_INSTRUCTIONS TO FOLLOW_.
Select all lines in the records that include "tyrakrehbiel".

* Begin INPUT *

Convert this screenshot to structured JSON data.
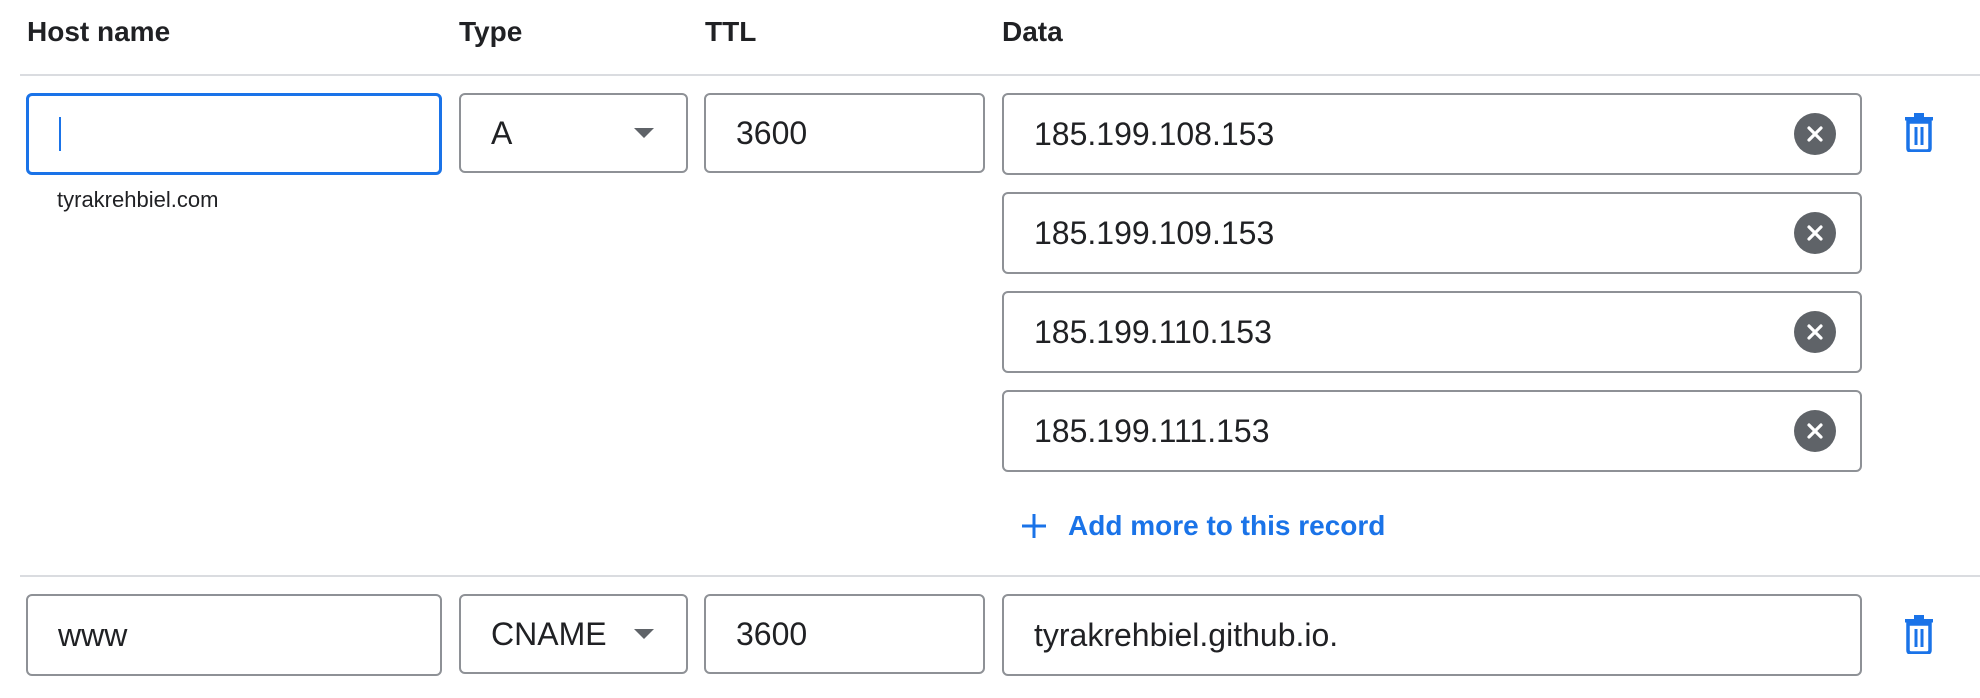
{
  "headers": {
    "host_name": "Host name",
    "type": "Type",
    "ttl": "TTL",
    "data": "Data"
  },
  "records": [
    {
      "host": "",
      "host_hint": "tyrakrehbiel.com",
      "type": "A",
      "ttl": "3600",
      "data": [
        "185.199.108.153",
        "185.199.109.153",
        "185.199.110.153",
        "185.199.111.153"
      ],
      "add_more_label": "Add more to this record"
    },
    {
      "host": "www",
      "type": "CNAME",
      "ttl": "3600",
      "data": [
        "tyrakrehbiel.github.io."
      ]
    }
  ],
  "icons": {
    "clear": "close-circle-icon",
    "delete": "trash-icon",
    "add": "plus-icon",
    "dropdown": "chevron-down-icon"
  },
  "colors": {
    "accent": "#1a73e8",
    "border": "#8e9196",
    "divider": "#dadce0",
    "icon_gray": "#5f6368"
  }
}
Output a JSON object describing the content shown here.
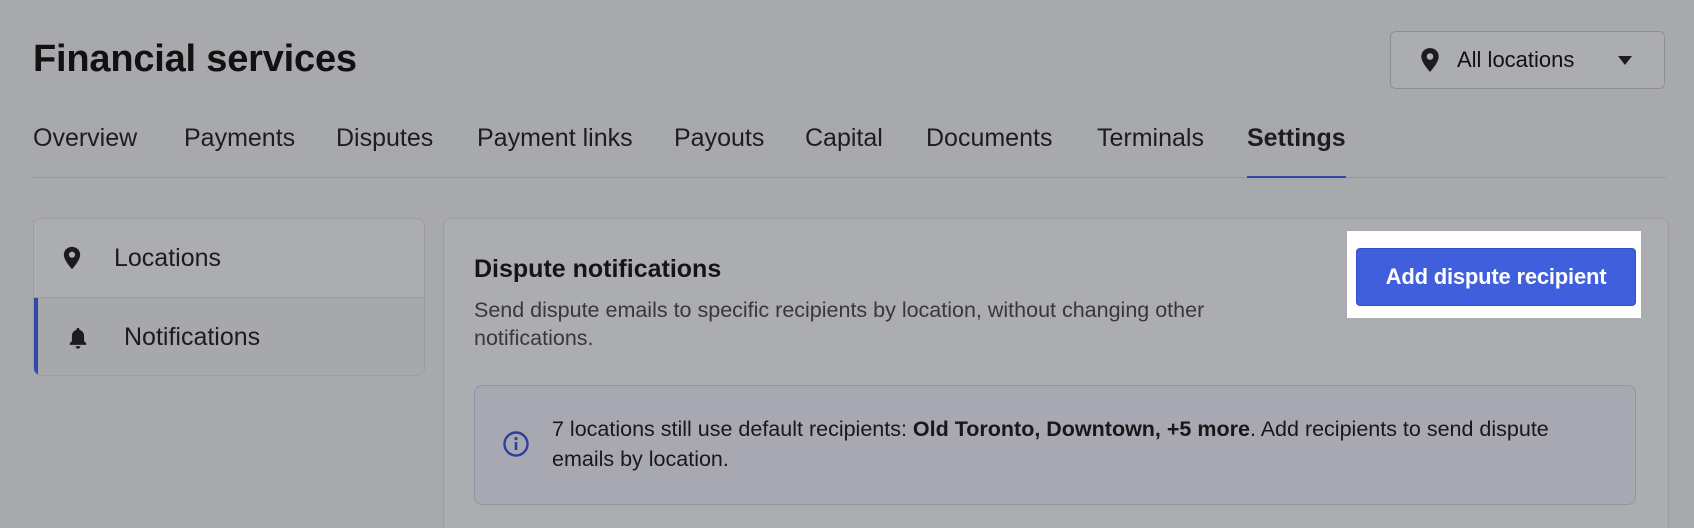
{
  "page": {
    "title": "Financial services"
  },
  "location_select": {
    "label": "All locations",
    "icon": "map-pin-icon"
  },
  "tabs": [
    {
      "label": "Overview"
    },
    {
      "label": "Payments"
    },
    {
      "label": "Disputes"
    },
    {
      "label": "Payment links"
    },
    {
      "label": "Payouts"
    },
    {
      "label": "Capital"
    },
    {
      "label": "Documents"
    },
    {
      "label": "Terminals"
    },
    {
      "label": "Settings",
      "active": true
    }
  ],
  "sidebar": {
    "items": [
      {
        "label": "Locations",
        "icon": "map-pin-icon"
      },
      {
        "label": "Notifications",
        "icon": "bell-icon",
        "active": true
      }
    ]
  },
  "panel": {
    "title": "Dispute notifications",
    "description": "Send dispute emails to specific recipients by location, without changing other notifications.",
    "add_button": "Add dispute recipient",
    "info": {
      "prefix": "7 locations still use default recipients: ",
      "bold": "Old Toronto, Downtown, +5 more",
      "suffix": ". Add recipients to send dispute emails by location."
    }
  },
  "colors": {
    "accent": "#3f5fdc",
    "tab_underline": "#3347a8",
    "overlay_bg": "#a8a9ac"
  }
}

* End INPUT *
* Begin INPUT *

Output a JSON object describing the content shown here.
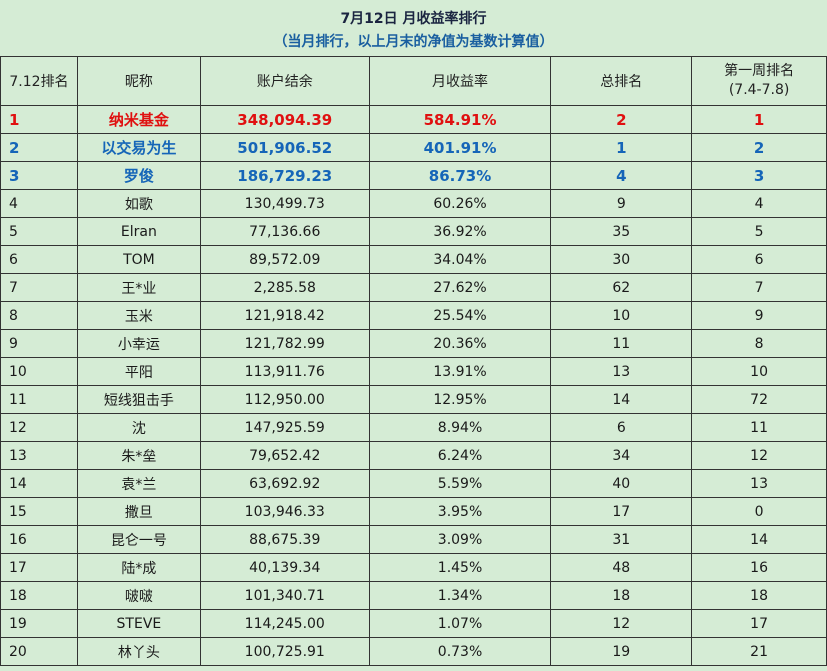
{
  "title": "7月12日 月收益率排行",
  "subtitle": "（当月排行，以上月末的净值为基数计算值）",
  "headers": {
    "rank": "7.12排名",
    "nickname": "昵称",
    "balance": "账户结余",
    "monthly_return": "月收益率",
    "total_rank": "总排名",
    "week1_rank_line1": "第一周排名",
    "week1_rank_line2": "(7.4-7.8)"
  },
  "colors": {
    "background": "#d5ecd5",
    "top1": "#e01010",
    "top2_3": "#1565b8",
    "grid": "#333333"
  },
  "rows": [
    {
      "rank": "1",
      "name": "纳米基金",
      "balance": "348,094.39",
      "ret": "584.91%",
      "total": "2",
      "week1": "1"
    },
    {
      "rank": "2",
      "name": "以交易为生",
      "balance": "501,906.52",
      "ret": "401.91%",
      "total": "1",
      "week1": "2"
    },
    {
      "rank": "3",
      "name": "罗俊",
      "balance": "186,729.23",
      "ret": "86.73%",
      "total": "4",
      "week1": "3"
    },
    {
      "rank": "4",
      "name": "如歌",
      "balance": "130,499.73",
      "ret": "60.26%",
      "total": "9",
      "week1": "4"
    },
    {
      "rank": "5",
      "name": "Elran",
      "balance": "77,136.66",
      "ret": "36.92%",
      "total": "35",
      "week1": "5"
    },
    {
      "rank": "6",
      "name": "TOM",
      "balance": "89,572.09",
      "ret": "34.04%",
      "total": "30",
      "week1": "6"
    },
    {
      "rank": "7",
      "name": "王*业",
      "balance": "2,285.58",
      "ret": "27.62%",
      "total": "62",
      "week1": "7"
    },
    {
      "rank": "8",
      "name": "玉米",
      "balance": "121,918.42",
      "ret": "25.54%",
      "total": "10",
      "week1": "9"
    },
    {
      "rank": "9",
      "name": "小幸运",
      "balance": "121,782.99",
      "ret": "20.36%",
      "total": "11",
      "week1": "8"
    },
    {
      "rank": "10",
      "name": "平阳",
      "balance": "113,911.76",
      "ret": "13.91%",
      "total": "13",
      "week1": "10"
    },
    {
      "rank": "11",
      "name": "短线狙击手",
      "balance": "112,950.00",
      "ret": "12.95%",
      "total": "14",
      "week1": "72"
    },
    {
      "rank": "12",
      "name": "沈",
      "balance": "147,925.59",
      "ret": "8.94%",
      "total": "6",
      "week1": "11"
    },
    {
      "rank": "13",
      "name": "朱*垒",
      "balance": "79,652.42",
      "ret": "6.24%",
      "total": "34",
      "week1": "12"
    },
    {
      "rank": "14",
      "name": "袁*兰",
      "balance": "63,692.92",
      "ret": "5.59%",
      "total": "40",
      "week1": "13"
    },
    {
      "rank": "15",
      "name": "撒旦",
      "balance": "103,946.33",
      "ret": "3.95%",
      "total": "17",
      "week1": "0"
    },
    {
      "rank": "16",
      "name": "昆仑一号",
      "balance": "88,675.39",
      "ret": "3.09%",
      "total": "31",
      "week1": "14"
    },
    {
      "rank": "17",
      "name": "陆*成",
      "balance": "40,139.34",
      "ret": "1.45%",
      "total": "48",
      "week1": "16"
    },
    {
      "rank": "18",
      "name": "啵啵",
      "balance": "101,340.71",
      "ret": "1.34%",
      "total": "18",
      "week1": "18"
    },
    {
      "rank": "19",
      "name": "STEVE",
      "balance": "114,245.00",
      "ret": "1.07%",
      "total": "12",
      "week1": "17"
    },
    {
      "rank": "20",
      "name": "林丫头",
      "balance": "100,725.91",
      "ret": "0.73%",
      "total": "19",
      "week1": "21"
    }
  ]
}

* End INPUT *

_OUTPUT_.
      "host_hint": "tyrakrehbiel.com",
        "tyrakrehbiel.github.io."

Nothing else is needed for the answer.